Data excerpts:
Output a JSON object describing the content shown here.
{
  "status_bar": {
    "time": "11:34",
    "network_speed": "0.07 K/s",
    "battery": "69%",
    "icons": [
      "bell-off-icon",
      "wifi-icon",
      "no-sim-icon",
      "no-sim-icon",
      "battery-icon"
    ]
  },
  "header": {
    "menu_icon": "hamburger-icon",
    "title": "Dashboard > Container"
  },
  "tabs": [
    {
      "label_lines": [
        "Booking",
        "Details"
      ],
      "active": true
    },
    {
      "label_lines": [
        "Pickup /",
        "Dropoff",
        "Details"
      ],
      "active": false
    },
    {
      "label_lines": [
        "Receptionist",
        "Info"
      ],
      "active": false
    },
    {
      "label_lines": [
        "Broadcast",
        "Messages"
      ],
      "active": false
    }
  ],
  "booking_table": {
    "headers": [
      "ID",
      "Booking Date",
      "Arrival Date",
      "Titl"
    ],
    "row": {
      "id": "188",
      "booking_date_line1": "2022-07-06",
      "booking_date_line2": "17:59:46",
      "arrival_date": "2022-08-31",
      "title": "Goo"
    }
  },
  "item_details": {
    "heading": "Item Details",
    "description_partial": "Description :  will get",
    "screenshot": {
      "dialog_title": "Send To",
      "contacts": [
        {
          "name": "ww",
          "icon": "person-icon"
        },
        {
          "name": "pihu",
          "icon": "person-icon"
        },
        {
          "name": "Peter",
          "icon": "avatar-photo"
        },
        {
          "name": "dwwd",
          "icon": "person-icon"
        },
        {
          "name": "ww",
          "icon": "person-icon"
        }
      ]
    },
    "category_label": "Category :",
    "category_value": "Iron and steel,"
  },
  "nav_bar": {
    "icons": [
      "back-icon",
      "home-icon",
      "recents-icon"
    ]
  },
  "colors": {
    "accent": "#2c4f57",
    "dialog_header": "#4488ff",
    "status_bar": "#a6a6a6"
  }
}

▶ _Job_:
Tally the lines of the listing that include "name". Reply with nothing but the count.

▶ _Expected output_:
5